Collected data:

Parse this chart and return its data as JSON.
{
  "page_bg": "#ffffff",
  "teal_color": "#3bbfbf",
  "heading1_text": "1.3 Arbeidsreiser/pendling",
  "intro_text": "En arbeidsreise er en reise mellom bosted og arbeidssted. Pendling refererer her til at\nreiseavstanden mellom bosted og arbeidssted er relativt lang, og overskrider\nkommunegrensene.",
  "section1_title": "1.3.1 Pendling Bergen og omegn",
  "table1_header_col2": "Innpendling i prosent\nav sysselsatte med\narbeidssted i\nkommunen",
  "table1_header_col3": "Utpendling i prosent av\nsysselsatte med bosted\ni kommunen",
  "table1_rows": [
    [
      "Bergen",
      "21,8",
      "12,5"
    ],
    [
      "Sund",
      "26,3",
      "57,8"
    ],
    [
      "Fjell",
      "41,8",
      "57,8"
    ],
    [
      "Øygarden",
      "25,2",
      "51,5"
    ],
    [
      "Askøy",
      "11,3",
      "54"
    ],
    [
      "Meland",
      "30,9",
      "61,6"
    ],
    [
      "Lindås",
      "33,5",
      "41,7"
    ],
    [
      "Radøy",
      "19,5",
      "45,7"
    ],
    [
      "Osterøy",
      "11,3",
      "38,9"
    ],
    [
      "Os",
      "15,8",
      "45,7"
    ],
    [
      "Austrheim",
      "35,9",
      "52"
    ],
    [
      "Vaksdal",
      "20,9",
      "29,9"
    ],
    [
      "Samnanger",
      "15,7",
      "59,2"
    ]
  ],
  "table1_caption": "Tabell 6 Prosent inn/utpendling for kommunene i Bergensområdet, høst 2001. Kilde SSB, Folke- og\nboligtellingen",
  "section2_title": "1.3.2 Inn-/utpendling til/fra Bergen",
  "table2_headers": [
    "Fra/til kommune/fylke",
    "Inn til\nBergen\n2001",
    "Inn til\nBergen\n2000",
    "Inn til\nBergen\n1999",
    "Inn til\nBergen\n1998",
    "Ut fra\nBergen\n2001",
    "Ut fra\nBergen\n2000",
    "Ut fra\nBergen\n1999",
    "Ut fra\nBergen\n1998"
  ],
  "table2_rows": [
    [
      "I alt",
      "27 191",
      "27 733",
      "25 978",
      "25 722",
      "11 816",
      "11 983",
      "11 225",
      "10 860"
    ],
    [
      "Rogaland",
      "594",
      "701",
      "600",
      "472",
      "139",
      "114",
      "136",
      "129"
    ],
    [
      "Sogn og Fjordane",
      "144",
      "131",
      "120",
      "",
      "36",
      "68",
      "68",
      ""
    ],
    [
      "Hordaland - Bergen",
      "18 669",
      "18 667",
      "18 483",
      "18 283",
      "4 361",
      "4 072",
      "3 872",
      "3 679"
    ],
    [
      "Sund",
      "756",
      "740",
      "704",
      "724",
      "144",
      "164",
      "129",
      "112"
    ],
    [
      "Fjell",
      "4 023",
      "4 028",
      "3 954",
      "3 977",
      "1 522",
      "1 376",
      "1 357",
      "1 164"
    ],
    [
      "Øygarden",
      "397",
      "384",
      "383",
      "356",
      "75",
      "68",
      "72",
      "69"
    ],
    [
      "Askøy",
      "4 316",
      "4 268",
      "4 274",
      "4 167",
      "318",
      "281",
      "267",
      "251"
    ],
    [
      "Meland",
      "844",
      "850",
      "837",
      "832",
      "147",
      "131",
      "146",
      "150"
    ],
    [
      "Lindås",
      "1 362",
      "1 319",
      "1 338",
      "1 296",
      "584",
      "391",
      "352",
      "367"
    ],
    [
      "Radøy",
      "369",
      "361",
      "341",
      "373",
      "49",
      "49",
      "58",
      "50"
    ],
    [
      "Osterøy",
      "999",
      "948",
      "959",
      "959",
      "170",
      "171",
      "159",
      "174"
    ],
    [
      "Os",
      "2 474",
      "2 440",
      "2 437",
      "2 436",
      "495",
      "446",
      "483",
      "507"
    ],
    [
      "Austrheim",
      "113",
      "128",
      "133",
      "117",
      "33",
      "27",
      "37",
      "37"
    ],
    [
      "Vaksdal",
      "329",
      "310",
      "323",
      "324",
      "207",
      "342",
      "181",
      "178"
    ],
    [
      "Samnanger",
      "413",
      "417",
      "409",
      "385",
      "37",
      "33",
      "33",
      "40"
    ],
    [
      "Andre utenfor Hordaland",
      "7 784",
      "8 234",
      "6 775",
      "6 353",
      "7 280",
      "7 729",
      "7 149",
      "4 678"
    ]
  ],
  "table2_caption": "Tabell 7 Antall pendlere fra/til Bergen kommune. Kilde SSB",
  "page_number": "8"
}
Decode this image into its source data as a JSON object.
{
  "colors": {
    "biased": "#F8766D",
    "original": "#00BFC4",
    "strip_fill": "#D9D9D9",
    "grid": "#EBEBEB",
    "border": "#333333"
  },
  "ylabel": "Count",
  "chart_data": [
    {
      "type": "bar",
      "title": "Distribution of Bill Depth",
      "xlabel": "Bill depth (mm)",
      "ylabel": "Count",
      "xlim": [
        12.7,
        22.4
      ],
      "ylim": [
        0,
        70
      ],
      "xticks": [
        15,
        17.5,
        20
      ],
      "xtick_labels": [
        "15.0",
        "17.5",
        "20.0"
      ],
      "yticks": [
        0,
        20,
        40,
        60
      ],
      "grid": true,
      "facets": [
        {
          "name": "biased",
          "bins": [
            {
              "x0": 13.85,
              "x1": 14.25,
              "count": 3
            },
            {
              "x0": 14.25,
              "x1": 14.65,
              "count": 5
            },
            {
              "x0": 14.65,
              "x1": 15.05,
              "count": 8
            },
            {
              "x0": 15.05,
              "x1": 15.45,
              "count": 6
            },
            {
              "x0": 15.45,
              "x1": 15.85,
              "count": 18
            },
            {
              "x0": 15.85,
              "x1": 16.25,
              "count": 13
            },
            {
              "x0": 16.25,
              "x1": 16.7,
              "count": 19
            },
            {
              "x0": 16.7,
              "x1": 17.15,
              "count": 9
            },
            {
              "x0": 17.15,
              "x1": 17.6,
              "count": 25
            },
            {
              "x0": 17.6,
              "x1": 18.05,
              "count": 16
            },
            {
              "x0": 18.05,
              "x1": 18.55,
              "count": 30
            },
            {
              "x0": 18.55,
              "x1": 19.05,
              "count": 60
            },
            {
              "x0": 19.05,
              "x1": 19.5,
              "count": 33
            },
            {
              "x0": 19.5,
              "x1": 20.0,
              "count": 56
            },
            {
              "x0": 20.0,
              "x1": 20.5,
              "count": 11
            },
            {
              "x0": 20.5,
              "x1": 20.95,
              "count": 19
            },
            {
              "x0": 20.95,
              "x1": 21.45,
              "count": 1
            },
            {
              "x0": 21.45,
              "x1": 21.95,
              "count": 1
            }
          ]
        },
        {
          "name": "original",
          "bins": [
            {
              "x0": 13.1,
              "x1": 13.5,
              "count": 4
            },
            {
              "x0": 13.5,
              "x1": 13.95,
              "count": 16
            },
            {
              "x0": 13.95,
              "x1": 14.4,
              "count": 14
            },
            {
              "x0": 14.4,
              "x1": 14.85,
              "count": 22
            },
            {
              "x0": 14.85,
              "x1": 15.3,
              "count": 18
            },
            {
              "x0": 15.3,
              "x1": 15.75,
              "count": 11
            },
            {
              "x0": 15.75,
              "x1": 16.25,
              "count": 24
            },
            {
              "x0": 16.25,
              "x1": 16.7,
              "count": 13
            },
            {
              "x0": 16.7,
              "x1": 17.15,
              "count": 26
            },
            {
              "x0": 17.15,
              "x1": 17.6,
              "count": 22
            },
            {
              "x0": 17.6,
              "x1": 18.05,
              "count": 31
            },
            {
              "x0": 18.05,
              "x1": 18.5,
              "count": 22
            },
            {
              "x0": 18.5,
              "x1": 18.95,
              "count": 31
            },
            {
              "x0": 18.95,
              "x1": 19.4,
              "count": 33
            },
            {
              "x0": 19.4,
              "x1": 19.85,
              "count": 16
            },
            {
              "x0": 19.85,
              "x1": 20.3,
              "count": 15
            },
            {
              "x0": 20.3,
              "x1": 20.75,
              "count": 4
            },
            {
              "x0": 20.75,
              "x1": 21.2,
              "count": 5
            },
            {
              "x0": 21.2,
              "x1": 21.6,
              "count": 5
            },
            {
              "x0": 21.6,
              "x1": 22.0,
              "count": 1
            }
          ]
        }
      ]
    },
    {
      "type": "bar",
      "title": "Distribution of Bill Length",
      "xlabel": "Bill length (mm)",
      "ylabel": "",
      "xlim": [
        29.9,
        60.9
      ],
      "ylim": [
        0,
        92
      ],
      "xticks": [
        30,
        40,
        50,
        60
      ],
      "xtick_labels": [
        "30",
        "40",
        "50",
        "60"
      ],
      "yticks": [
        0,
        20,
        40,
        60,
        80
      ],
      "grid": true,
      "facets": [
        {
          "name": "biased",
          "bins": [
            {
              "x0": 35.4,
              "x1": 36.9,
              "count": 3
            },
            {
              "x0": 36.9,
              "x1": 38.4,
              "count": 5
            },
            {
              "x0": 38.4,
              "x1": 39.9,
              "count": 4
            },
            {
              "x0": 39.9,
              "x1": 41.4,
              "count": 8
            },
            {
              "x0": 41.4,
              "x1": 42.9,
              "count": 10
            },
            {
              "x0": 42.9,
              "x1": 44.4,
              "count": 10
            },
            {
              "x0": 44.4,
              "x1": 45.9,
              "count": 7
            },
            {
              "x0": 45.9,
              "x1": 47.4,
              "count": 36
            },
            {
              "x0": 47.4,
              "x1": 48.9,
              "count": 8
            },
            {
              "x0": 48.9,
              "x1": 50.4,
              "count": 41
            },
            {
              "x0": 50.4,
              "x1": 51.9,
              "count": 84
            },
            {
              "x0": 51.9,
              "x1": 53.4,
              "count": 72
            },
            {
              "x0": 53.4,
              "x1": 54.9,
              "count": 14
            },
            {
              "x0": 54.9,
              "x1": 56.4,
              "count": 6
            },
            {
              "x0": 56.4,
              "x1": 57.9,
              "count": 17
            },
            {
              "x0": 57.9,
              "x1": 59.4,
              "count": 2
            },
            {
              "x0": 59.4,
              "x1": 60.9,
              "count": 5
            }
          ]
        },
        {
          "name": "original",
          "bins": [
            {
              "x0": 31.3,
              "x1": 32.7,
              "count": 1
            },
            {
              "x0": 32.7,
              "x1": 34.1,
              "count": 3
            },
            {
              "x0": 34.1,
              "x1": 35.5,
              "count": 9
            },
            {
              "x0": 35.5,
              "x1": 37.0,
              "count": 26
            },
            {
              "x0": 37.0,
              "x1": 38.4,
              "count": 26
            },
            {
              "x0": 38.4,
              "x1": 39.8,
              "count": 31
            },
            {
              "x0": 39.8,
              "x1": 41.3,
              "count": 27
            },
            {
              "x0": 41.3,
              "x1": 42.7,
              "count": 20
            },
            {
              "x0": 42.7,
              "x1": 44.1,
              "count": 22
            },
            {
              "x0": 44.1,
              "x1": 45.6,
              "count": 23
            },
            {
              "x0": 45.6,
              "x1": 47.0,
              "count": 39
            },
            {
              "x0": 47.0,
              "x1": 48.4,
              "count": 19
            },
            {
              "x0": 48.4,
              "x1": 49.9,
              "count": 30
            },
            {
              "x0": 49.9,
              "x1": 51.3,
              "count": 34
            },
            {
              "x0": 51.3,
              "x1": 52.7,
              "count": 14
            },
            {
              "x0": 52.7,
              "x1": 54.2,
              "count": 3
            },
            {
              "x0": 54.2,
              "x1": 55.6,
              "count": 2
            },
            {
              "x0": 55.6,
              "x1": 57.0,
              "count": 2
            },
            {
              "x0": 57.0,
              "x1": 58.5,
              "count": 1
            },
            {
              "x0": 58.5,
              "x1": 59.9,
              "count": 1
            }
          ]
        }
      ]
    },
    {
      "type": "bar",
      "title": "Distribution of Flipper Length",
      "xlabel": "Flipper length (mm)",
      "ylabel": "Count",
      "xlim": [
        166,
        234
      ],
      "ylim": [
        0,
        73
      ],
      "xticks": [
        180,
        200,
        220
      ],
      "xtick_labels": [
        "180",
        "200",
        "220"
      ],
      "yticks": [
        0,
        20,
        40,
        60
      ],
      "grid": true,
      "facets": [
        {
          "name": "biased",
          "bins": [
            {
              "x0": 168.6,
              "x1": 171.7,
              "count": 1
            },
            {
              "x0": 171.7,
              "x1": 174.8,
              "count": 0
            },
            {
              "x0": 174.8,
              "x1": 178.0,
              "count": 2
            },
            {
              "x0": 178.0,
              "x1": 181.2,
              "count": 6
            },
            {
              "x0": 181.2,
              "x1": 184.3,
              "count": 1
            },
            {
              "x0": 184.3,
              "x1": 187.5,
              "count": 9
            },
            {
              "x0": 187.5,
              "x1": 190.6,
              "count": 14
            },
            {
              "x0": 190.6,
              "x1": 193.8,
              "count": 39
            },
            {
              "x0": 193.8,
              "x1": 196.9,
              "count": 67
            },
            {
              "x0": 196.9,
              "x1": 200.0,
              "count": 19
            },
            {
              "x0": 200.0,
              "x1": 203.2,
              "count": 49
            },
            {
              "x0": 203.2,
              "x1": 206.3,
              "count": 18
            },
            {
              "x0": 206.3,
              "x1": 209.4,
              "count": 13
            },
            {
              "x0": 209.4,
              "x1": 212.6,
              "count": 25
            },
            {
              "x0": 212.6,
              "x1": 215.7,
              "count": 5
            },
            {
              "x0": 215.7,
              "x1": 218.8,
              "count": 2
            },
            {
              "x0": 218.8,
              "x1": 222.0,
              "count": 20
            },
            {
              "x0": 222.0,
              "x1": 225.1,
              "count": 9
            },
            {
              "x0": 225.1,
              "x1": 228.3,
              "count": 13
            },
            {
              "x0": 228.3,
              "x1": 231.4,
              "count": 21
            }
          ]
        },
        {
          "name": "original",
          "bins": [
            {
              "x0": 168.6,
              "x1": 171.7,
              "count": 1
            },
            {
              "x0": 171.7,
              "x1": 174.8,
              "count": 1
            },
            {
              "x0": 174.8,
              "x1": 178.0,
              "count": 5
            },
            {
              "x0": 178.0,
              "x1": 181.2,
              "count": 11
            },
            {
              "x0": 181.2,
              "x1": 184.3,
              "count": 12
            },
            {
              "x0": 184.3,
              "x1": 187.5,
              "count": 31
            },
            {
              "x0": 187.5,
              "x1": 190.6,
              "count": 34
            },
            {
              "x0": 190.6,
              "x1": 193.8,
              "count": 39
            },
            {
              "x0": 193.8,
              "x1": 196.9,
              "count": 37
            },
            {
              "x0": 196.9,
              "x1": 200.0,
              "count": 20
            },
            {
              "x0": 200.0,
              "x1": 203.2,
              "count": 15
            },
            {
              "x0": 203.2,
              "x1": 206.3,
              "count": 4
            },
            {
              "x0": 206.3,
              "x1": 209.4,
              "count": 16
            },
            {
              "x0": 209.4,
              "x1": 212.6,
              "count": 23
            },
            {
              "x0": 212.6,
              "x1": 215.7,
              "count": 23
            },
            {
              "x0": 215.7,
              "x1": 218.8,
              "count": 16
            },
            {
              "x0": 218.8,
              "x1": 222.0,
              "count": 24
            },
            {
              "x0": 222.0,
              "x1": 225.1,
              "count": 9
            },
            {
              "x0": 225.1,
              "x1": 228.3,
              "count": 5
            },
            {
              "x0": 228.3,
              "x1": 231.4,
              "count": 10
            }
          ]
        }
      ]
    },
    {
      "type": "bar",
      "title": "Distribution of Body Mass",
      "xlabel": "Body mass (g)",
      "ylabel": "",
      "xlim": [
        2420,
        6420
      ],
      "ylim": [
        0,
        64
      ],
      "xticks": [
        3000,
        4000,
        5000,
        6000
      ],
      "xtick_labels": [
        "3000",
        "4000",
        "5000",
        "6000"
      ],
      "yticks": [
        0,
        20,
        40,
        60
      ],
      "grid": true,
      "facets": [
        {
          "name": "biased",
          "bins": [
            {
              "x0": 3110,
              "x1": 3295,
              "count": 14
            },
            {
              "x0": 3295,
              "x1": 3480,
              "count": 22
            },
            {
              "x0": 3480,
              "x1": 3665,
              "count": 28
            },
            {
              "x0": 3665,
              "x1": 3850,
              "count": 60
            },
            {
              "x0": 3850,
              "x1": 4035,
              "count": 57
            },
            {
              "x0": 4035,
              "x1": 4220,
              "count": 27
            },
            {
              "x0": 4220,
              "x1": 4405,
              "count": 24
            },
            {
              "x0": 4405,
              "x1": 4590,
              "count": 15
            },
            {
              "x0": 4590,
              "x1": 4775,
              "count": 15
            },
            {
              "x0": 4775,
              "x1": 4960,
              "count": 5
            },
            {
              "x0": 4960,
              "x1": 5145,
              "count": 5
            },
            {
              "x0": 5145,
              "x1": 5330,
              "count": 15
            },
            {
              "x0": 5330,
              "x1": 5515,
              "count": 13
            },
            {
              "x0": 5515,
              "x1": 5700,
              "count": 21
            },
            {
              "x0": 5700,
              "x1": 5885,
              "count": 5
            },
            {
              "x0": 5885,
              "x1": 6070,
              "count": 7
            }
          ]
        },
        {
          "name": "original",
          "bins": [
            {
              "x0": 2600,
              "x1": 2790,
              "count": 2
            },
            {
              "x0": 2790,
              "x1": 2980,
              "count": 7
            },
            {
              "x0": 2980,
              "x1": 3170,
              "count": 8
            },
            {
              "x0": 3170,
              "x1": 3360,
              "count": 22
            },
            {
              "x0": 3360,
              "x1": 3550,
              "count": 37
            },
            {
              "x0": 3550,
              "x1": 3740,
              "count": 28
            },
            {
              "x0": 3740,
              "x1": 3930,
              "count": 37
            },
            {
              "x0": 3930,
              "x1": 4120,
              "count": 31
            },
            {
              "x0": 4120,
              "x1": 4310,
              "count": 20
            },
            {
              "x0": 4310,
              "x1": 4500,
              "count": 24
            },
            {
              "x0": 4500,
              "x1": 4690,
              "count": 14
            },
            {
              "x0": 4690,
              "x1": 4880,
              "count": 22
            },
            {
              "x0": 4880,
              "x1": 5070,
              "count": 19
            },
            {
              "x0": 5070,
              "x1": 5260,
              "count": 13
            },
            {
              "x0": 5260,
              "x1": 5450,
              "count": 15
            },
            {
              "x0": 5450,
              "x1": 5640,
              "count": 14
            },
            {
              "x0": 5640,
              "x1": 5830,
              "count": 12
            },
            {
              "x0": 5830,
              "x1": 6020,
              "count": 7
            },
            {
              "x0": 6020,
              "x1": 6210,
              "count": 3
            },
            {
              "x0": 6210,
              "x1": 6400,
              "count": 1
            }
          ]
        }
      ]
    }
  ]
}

SHORT TASK.
Say how many lines of the data include the word "Flipper". Nothing other than the number should be given.

RESULT.
2